### [Required work]
Go through the entries one line at a time, and gather every line that has the word "наследия".

### [Record list]
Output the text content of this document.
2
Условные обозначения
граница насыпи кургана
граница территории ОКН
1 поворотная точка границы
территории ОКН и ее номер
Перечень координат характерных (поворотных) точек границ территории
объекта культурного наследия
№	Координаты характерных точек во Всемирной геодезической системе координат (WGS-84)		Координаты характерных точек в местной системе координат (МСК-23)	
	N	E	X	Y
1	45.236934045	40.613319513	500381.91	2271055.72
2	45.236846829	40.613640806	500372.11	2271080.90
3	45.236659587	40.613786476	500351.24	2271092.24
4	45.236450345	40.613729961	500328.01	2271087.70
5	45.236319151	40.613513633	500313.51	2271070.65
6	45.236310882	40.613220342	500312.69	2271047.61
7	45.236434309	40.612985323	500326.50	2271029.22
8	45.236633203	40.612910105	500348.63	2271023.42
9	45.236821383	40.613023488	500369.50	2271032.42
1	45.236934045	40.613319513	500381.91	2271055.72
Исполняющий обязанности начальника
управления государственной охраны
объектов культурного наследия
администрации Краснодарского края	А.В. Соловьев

### [Expected answer]
объекта культурного наследия
объектов культурного наследия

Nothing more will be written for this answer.